> [Information shown]:

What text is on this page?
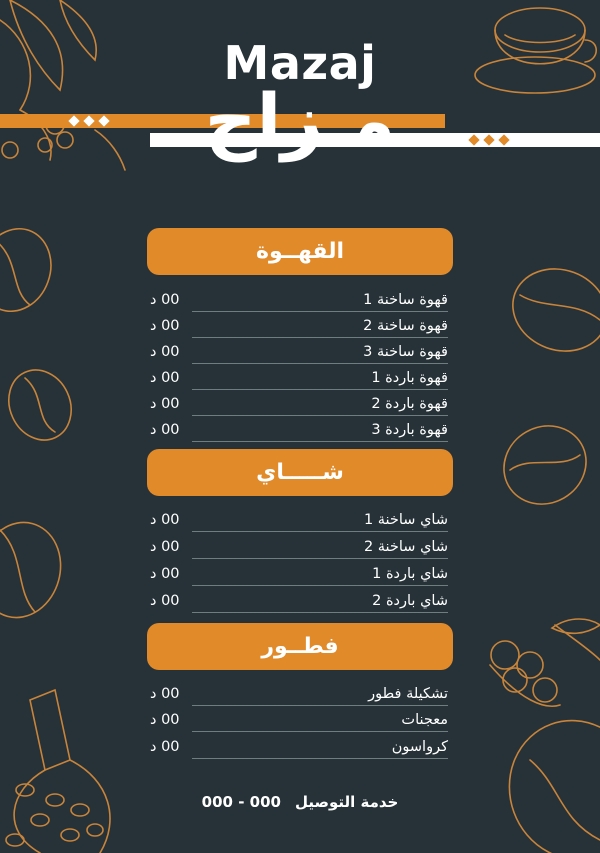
Mazaj
مـزاج
القهــوة
00 د	قهوة ساخنة 1
00 د	قهوة ساخنة 2
00 د	قهوة ساخنة 3
00 د	قهوة باردة 1
00 د	قهوة باردة 2
00 د	قهوة باردة 3
شـــــاي
00 د	شاي ساخنة 1
00 د	شاي ساخنة 2
00 د	شاي باردة 1
00 د	شاي باردة 2
فطــور
00 د	تشكيلة فطور
00 د	معجنات
00 د	كرواسون
خدمة التوصيل
000 - 000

> [Work to do]: Look through the material above and pick out each line holding the word "ساخنة".

> [Response to the exercise]:
00 د	قهوة ساخنة 1
00 د	قهوة ساخنة 2
00 د	قهوة ساخنة 3
00 د	شاي ساخنة 1
00 د	شاي ساخنة 2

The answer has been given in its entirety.